(Data records)
## BEGIN

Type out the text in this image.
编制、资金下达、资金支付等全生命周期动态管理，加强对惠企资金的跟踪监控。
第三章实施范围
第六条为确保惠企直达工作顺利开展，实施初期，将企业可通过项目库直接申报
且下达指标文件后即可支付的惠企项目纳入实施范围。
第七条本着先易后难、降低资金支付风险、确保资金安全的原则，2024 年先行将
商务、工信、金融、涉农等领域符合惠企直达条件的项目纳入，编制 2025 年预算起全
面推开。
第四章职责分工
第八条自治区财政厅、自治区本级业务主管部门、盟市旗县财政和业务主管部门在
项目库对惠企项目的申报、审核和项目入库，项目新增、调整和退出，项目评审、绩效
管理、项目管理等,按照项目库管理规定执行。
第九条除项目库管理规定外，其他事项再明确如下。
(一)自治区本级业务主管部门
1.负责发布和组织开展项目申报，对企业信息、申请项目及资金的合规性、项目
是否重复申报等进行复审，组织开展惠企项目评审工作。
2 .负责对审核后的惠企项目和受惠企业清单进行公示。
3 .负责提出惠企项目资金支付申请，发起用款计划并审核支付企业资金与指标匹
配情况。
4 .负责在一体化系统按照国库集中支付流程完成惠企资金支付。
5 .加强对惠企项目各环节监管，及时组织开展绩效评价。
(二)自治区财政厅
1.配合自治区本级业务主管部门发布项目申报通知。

## END

Exercise brief –
Each of the records should be retyped exactly.

Response to the task –
Type out the text in this image.
编制、资金下达、资金支付等全生命周期动态管理，加强对惠企资金的跟踪监控。
第三章实施范围
第六条为确保惠企直达工作顺利开展，实施初期，将企业可通过项目库直接申报
且下达指标文件后即可支付的惠企项目纳入实施范围。
第七条本着先易后难、降低资金支付风险、确保资金安全的原则，2024 年先行将
商务、工信、金融、涉农等领域符合惠企直达条件的项目纳入，编制 2025 年预算起全
面推开。
第四章职责分工
第八条自治区财政厅、自治区本级业务主管部门、盟市旗县财政和业务主管部门在
项目库对惠企项目的申报、审核和项目入库，项目新增、调整和退出，项目评审、绩效
管理、项目管理等,按照项目库管理规定执行。
第九条除项目库管理规定外，其他事项再明确如下。
(一)自治区本级业务主管部门
1.负责发布和组织开展项目申报，对企业信息、申请项目及资金的合规性、项目
是否重复申报等进行复审，组织开展惠企项目评审工作。
2 .负责对审核后的惠企项目和受惠企业清单进行公示。
3 .负责提出惠企项目资金支付申请，发起用款计划并审核支付企业资金与指标匹
配情况。
4 .负责在一体化系统按照国库集中支付流程完成惠企资金支付。
5 .加强对惠企项目各环节监管，及时组织开展绩效评价。
(二)自治区财政厅
1.配合自治区本级业务主管部门发布项目申报通知。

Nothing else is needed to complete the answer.